— START Materials provided —

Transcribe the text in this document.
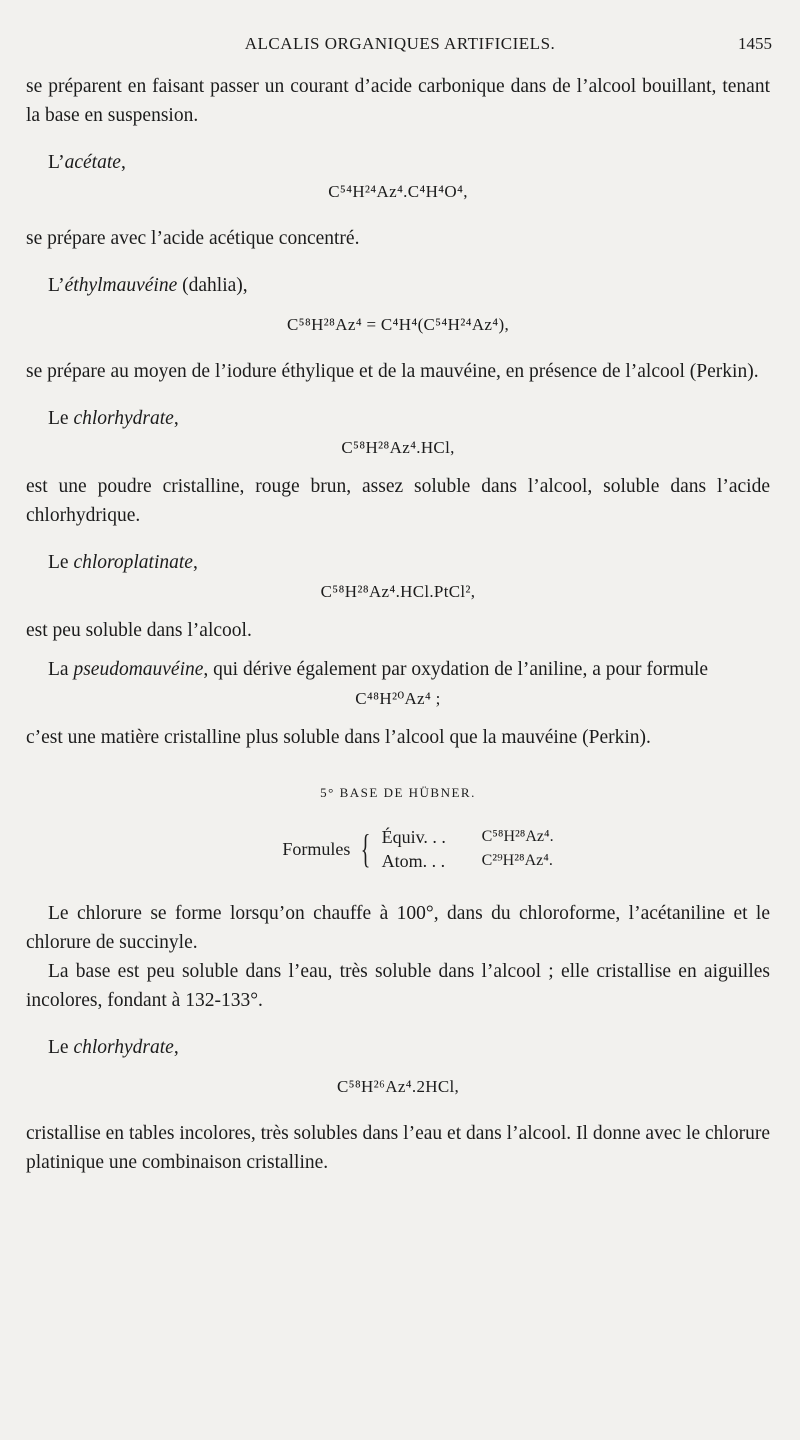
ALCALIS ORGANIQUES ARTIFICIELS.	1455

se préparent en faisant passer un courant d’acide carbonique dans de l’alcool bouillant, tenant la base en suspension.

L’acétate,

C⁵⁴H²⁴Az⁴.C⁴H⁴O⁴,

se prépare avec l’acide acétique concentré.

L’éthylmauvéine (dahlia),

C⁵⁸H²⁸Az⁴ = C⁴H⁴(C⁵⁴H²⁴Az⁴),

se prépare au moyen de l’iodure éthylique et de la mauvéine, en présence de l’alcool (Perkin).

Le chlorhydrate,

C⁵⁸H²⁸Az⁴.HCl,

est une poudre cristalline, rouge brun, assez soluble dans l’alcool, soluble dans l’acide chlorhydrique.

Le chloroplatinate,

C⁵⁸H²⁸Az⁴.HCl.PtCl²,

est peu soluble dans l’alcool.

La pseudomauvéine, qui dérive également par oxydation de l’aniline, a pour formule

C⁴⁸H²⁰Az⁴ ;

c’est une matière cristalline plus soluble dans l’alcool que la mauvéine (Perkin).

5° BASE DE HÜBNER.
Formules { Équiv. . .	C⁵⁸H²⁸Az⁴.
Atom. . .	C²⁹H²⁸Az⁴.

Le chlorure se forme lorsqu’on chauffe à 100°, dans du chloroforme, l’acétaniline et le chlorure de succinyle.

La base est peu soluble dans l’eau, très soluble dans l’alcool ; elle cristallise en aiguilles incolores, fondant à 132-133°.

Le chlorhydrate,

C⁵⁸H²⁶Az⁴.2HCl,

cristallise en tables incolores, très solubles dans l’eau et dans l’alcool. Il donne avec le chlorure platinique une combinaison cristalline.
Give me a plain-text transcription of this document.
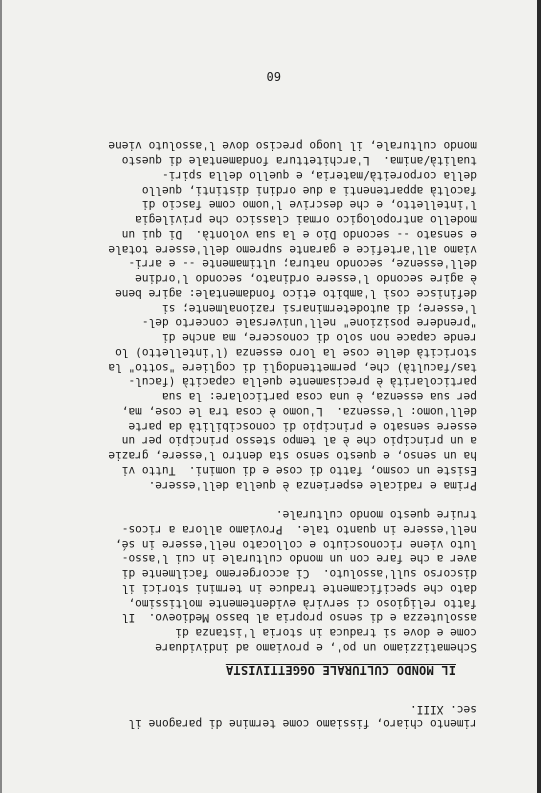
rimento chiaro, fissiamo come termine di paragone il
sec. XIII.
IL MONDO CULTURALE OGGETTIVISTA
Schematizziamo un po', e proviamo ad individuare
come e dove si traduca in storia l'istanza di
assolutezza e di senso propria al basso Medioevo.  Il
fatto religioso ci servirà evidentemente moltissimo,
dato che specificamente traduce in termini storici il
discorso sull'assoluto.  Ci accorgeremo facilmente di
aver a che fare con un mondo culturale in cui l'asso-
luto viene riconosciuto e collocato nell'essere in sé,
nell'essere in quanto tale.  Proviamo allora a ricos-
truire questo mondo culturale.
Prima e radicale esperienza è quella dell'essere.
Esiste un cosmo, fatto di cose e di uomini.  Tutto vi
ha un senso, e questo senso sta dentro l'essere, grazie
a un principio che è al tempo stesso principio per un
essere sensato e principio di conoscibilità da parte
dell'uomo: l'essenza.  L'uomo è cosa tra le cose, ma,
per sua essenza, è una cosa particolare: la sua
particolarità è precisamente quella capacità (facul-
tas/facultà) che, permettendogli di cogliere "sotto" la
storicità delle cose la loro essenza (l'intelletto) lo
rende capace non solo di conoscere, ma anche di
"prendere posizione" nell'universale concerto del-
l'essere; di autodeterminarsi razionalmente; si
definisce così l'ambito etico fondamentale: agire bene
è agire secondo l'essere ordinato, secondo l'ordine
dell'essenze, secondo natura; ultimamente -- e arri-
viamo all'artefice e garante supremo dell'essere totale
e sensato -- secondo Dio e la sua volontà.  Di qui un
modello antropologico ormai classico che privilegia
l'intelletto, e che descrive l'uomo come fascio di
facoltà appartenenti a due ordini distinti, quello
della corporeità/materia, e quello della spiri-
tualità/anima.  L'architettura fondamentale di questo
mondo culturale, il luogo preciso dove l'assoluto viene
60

— END Materials provided —
— START Materials provided —

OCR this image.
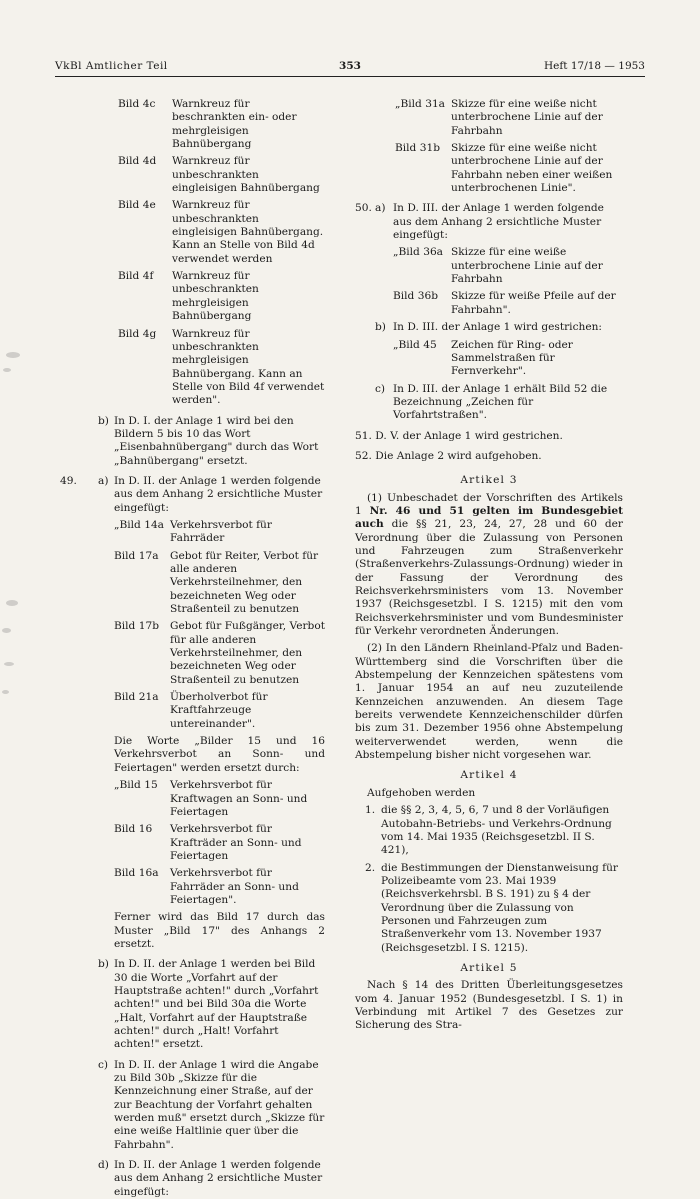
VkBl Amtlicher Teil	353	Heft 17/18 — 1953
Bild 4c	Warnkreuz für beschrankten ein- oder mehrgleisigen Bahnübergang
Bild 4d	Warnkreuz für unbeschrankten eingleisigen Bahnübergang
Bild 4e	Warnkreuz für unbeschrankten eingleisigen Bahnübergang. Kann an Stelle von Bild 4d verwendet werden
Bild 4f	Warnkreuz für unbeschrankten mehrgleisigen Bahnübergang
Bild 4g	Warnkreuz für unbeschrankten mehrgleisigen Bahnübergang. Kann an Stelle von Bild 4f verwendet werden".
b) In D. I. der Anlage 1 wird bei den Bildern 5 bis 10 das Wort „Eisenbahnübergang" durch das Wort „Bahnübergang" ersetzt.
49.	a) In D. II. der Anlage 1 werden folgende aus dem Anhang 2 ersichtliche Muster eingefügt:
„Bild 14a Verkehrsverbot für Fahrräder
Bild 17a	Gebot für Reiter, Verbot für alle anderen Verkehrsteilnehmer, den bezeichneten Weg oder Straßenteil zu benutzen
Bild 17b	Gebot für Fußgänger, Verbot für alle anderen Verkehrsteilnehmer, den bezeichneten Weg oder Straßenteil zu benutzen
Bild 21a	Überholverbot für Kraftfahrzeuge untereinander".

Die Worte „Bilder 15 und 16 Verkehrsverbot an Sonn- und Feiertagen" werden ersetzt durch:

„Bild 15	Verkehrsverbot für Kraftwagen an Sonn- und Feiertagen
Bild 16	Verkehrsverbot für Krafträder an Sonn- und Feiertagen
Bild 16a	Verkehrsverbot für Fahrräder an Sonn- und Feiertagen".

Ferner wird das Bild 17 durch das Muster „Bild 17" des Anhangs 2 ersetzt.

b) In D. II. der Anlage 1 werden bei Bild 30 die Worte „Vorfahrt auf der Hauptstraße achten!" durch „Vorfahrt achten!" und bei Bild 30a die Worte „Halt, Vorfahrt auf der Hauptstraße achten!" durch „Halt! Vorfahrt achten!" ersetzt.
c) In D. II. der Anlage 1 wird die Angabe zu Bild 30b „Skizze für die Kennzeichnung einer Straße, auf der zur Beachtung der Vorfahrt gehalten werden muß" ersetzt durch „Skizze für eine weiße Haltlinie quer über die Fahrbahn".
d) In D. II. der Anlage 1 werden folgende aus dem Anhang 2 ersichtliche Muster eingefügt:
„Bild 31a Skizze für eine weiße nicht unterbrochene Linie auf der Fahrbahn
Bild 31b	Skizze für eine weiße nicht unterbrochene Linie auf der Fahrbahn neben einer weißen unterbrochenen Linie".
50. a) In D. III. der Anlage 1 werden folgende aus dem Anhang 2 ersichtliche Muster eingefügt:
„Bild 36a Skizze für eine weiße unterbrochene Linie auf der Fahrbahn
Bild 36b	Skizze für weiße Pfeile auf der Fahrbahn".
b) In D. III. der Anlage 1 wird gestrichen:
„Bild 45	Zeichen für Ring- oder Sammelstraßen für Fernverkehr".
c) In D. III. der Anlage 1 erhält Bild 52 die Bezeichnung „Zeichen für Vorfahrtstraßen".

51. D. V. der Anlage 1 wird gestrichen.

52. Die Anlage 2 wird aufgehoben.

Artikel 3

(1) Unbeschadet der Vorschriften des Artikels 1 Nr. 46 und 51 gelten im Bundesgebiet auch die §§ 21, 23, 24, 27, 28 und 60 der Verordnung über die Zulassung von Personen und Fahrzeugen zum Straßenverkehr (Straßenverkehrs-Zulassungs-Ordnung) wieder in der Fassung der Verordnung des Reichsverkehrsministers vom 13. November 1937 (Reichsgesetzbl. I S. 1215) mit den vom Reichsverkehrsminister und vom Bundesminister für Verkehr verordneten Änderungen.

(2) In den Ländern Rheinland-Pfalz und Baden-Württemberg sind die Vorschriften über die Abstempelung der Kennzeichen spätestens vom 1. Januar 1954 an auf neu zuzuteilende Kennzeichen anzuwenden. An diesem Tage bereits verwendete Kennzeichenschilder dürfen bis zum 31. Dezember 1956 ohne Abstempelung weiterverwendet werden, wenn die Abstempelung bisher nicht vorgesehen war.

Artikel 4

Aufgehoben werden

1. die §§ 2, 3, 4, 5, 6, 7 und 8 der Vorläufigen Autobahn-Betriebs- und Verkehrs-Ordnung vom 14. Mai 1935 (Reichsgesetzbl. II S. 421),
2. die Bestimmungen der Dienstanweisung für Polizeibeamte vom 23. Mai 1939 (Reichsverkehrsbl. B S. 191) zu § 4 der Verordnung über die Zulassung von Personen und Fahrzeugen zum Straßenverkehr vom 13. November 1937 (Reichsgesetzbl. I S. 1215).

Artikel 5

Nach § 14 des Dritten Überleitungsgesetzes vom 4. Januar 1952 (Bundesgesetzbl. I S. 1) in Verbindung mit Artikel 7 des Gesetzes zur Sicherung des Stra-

— END Materials provided —

**Aim of the exercise:** Identify how many lines in the entries above contain the word "cristalline" and provide only that figure.

**Result below:** 3